• [Goal of the exercise]: Find each line containing the word "合理即可" and report how many there are. Add nothing else.

Saved entries
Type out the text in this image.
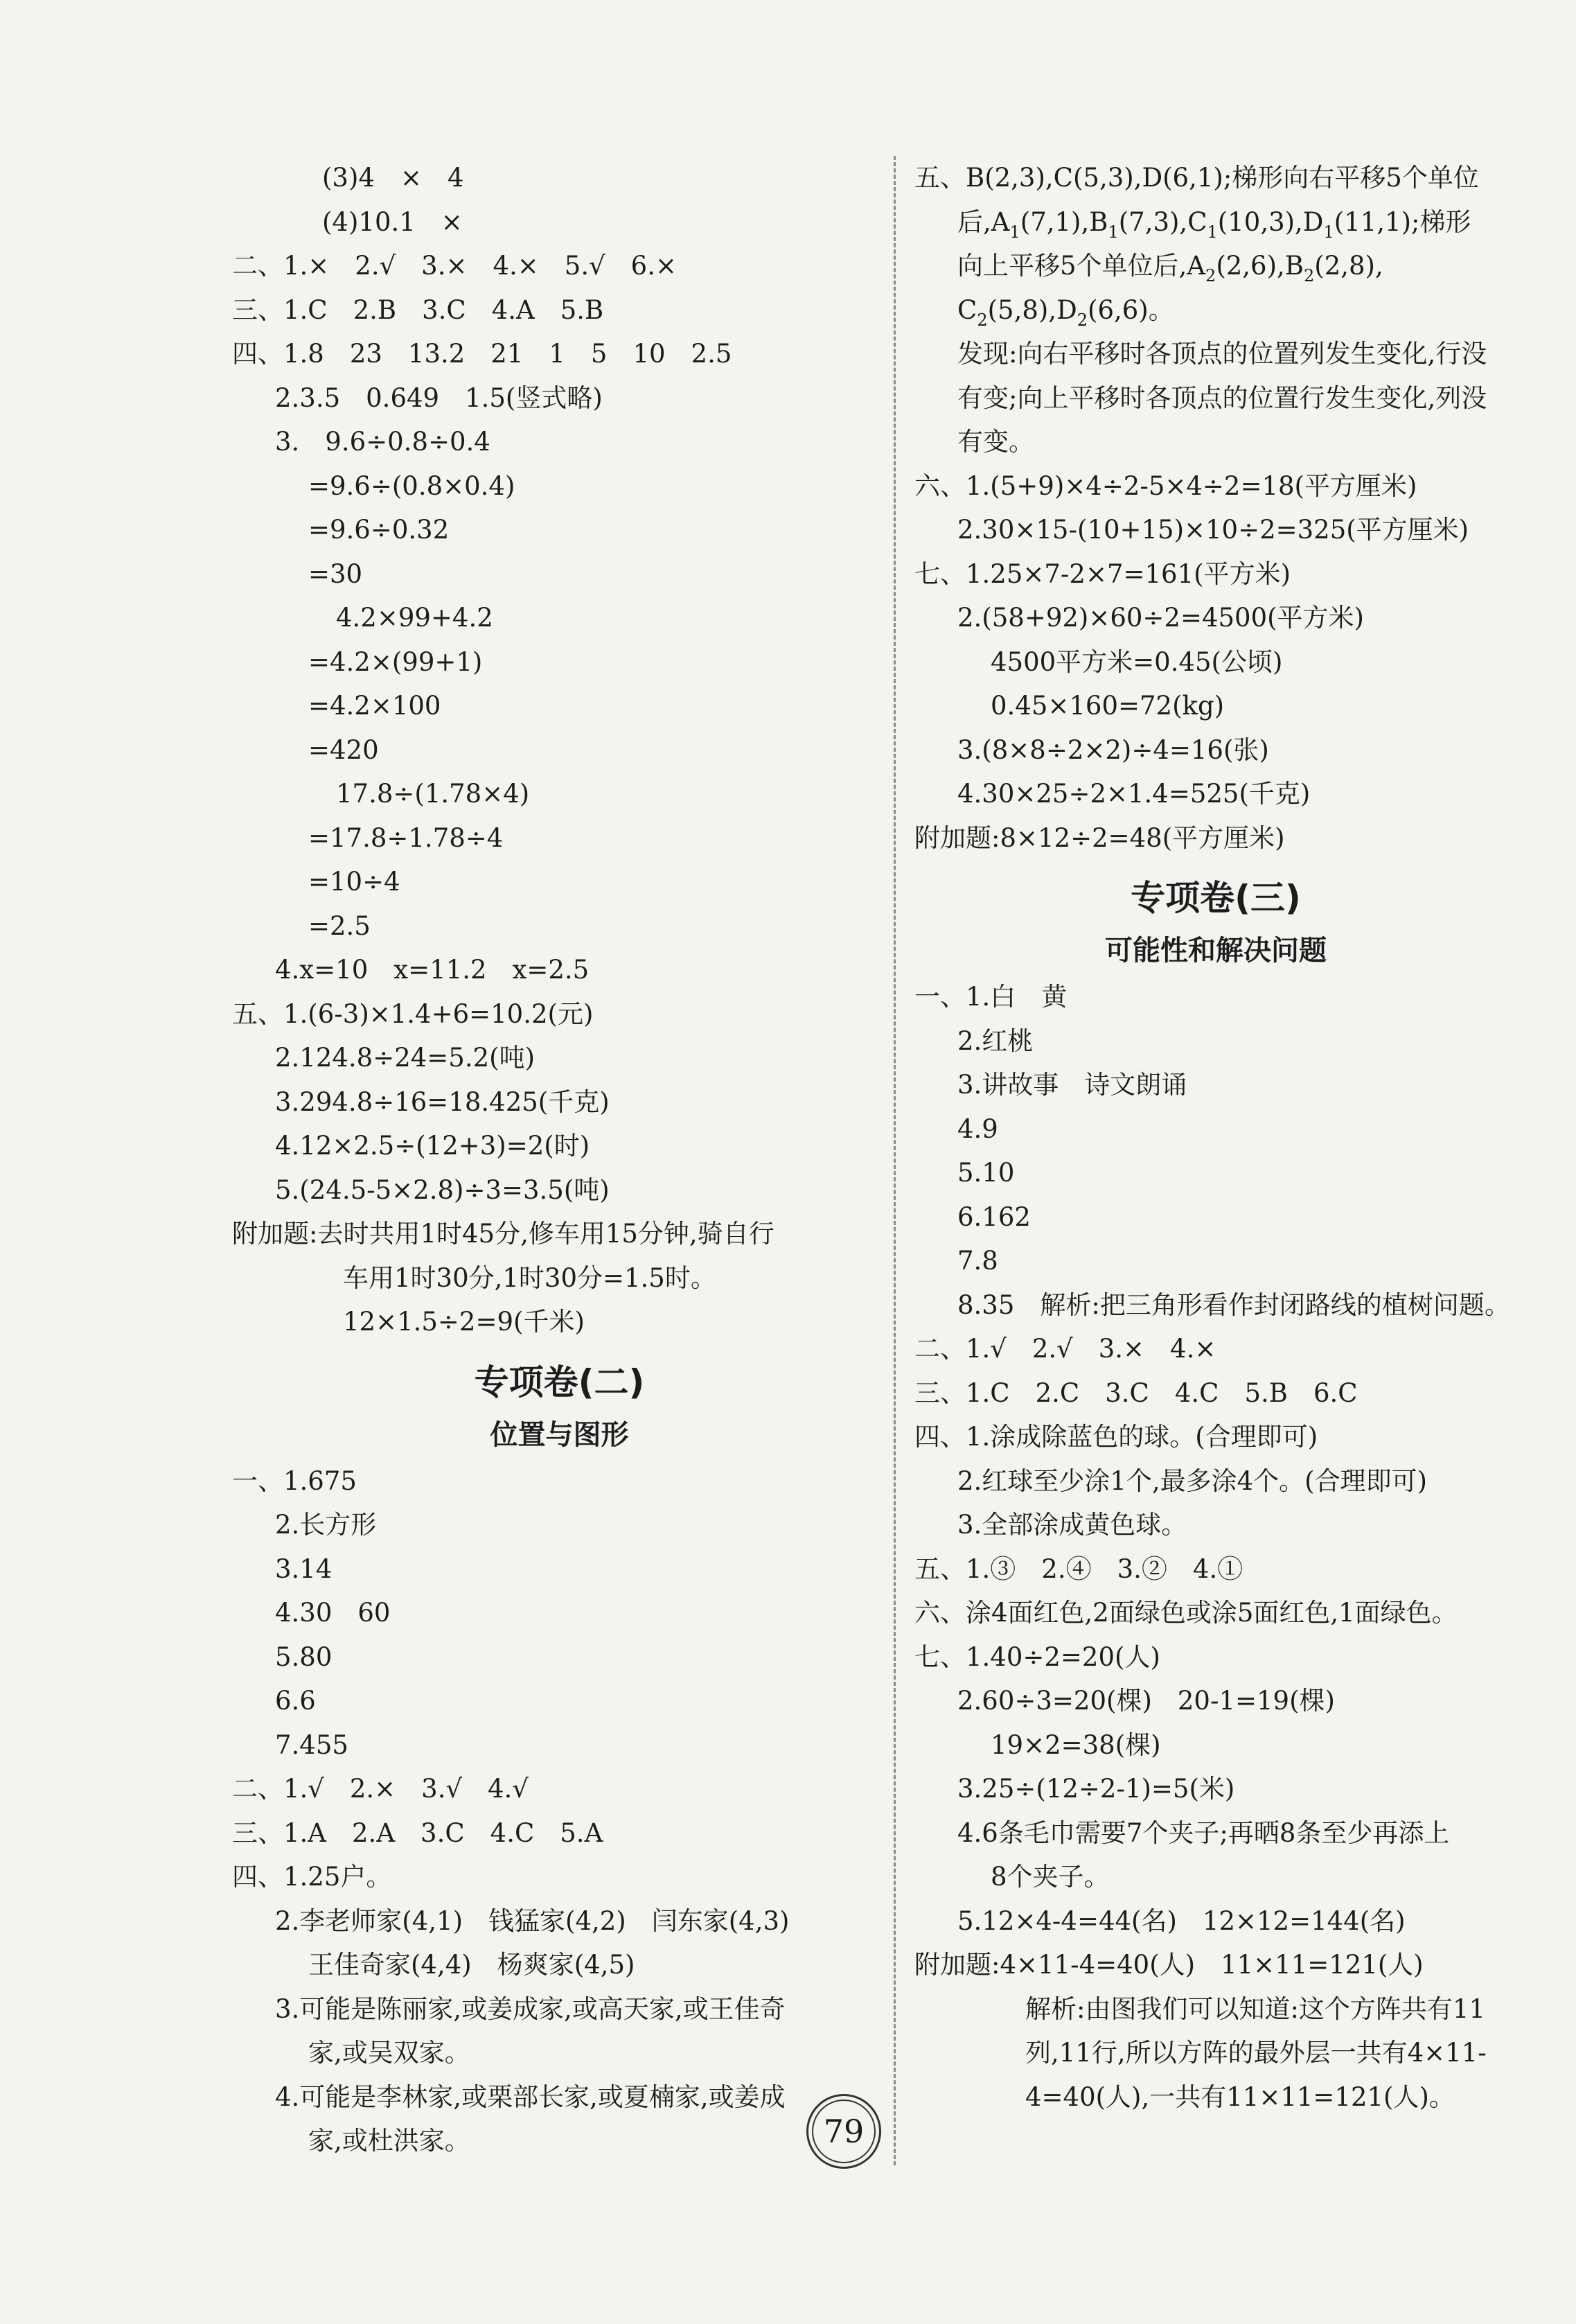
(3)4　×　4
(4)10.1　×
二、1.×　2.√　3.×　4.×　5.√　6.×
三、1.C　2.B　3.C　4.A　5.B
四、1.8　23　13.2　21　1　5　10　2.5
2.3.5　0.649　1.5(竖式略)
3.　9.6÷0.8÷0.4
=9.6÷(0.8×0.4)
=9.6÷0.32
=30
4.2×99+4.2
=4.2×(99+1)
=4.2×100
=420
17.8÷(1.78×4)
=17.8÷1.78÷4
=10÷4
=2.5
4.x=10　x=11.2　x=2.5
五、1.(6-3)×1.4+6=10.2(元)
2.124.8÷24=5.2(吨)
3.294.8÷16=18.425(千克)
4.12×2.5÷(12+3)=2(时)
5.(24.5-5×2.8)÷3=3.5(吨)
附加题:去时共用1时45分,修车用15分钟,骑自行
车用1时30分,1时30分=1.5时。
12×1.5÷2=9(千米)
专项卷(二)
位置与图形
一、1.675
2.长方形
3.14
4.30　60
5.80
6.6
7.455
二、1.√　2.×　3.√　4.√
三、1.A　2.A　3.C　4.C　5.A
四、1.25户。
2.李老师家(4,1)　钱猛家(4,2)　闫东家(4,3)
王佳奇家(4,4)　杨爽家(4,5)
3.可能是陈丽家,或姜成家,或高天家,或王佳奇
家,或吴双家。
4.可能是李林家,或栗部长家,或夏楠家,或姜成
家,或杜洪家。
五、B(2,3),C(5,3),D(6,1);梯形向右平移5个单位
后$,A_1(7,1),B_1(7,3),C_1(10,3),D_1(11,1)$;梯形
向上平移5个单位后$,A_2(2,6),B_2(2,8)$,
$C_2(5,8),D_2(6,6)$。
发现:向右平移时各顶点的位置列发生变化,行没
有变;向上平移时各顶点的位置行发生变化,列没
有变。
六、1.(5+9)×4÷2-5×4÷2=18(平方厘米)
2.30×15-(10+15)×10÷2=325(平方厘米)
七、1.25×7-2×7=161(平方米)
2.(58+92)×60÷2=4500(平方米)
4500平方米=0.45(公顷)
0.45×160=72(kg)
3.(8×8÷2×2)÷4=16(张)
4.30×25÷2×1.4=525(千克)
附加题:8×12÷2=48(平方厘米)
专项卷(三)
可能性和解决问题
一、1.白　黄
2.红桃
3.讲故事　诗文朗诵
4.9
5.10
6.162
7.8
8.35　解析:把三角形看作封闭路线的植树问题。
二、1.√　2.√　3.×　4.×
三、1.C　2.C　3.C　4.C　5.B　6.C
四、1.涂成除蓝色的球。(合理即可)
2.红球至少涂1个,最多涂4个。(合理即可)
3.全部涂成黄色球。
五、1.③　2.④　3.②　4.①
六、涂4面红色,2面绿色或涂5面红色,1面绿色。
七、1.40÷2=20(人)
2.60÷3=20(棵)　20-1=19(棵)
19×2=38(棵)
3.25÷(12÷2-1)=5(米)
4.6条毛巾需要7个夹子;再晒8条至少再添上
8个夹子。
5.12×4-4=44(名)　12×12=144(名)
附加题:4×11-4=40(人)　11×11=121(人)
解析:由图我们可以知道:这个方阵共有11
列,11行,所以方阵的最外层一共有4×11-
4=40(人),一共有11×11=121(人)。
79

• [Task result]: 2